= What the task asks =
Restate every line of the material, word for word.

= Records to process =
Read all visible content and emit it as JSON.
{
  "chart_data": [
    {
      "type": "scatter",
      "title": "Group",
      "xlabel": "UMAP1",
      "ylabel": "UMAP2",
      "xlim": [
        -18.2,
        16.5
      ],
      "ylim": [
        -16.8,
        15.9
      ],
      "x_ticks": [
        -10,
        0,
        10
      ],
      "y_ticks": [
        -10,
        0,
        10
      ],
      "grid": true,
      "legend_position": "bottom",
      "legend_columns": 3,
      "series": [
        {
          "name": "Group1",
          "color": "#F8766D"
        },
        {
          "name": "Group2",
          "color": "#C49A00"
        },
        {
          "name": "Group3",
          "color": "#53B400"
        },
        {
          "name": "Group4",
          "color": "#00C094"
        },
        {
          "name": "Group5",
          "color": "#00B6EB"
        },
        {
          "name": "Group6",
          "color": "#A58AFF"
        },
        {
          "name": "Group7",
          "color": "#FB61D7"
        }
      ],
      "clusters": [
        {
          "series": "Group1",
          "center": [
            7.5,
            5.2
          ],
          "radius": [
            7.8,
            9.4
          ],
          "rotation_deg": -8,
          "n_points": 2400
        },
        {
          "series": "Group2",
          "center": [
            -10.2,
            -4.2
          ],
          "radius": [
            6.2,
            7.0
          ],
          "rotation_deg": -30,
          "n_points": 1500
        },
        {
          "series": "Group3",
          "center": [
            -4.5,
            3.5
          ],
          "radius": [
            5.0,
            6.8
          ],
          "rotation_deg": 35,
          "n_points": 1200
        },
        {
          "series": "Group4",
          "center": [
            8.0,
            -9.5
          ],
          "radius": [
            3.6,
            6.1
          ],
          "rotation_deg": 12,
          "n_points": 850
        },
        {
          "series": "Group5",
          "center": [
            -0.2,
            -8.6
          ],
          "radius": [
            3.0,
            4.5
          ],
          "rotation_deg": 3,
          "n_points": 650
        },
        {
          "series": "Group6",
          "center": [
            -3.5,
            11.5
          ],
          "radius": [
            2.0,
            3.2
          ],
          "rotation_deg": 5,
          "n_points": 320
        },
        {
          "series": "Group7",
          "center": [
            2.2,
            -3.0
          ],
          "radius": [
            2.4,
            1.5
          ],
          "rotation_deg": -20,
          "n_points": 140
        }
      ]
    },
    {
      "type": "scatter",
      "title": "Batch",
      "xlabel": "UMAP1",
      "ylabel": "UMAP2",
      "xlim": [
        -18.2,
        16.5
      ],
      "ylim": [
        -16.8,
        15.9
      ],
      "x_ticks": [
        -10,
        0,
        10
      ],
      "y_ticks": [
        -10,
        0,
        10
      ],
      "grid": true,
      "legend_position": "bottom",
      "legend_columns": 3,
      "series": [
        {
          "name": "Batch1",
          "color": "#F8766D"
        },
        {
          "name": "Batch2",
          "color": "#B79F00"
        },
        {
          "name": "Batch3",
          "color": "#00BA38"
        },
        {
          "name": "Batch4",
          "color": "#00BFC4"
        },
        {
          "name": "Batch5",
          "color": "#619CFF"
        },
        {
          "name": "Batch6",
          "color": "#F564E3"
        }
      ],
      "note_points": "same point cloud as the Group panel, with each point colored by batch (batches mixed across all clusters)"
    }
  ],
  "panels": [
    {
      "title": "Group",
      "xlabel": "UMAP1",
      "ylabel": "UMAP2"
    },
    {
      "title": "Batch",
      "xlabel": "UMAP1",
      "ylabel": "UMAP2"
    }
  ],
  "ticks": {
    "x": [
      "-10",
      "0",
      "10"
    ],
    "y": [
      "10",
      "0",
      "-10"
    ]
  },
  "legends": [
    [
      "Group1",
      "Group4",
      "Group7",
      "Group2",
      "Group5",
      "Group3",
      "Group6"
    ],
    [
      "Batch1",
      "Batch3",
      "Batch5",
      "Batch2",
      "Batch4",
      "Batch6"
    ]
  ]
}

= Written response =
Read all visible content and emit it as JSON.
{
  "chart_data": [
    {
      "type": "scatter",
      "title": "Group",
      "xlabel": "UMAP1",
      "ylabel": "UMAP2",
      "xlim": [
        -18.2,
        16.5
      ],
      "ylim": [
        -16.8,
        15.9
      ],
      "x_ticks": [
        -10,
        0,
        10
      ],
      "y_ticks": [
        -10,
        0,
        10
      ],
      "grid": true,
      "legend_position": "bottom",
      "legend_columns": 3,
      "series": [
        {
          "name": "Group1",
          "color": "#F8766D"
        },
        {
          "name": "Group2",
          "color": "#C49A00"
        },
        {
          "name": "Group3",
          "color": "#53B400"
        },
        {
          "name": "Group4",
          "color": "#00C094"
        },
        {
          "name": "Group5",
          "color": "#00B6EB"
        },
        {
          "name": "Group6",
          "color": "#A58AFF"
        },
        {
          "name": "Group7",
          "color": "#FB61D7"
        }
      ],
      "clusters": [
        {
          "series": "Group1",
          "center": [
            7.5,
            5.2
          ],
          "radius": [
            7.8,
            9.4
          ],
          "rotation_deg": -8,
          "n_points": 2400
        },
        {
          "series": "Group2",
          "center": [
            -10.2,
            -4.2
          ],
          "radius": [
            6.2,
            7.0
          ],
          "rotation_deg": -30,
          "n_points": 1500
        },
        {
          "series": "Group3",
          "center": [
            -4.5,
            3.5
          ],
          "radius": [
            5.0,
            6.8
          ],
          "rotation_deg": 35,
          "n_points": 1200
        },
        {
          "series": "Group4",
          "center": [
            8.0,
            -9.5
          ],
          "radius": [
            3.6,
            6.1
          ],
          "rotation_deg": 12,
          "n_points": 850
        },
        {
          "series": "Group5",
          "center": [
            -0.2,
            -8.6
          ],
          "radius": [
            3.0,
            4.5
          ],
          "rotation_deg": 3,
          "n_points": 650
        },
        {
          "series": "Group6",
          "center": [
            -3.5,
            11.5
          ],
          "radius": [
            2.0,
            3.2
          ],
          "rotation_deg": 5,
          "n_points": 320
        },
        {
          "series": "Group7",
          "center": [
            2.2,
            -3.0
          ],
          "radius": [
            2.4,
            1.5
          ],
          "rotation_deg": -20,
          "n_points": 140
        }
      ]
    },
    {
      "type": "scatter",
      "title": "Batch",
      "xlabel": "UMAP1",
      "ylabel": "UMAP2",
      "xlim": [
        -18.2,
        16.5
      ],
      "ylim": [
        -16.8,
        15.9
      ],
      "x_ticks": [
        -10,
        0,
        10
      ],
      "y_ticks": [
        -10,
        0,
        10
      ],
      "grid": true,
      "legend_position": "bottom",
      "legend_columns": 3,
      "series": [
        {
          "name": "Batch1",
          "color": "#F8766D"
        },
        {
          "name": "Batch2",
          "color": "#B79F00"
        },
        {
          "name": "Batch3",
          "color": "#00BA38"
        },
        {
          "name": "Batch4",
          "color": "#00BFC4"
        },
        {
          "name": "Batch5",
          "color": "#619CFF"
        },
        {
          "name": "Batch6",
          "color": "#F564E3"
        }
      ],
      "note_points": "same point cloud as the Group panel, with each point colored by batch (batches mixed across all clusters)"
    }
  ],
  "panels": [
    {
      "title": "Group",
      "xlabel": "UMAP1",
      "ylabel": "UMAP2"
    },
    {
      "title": "Batch",
      "xlabel": "UMAP1",
      "ylabel": "UMAP2"
    }
  ],
  "ticks": {
    "x": [
      "-10",
      "0",
      "10"
    ],
    "y": [
      "10",
      "0",
      "-10"
    ]
  },
  "legends": [
    [
      "Group1",
      "Group4",
      "Group7",
      "Group2",
      "Group5",
      "Group3",
      "Group6"
    ],
    [
      "Batch1",
      "Batch3",
      "Batch5",
      "Batch2",
      "Batch4",
      "Batch6"
    ]
  ]
}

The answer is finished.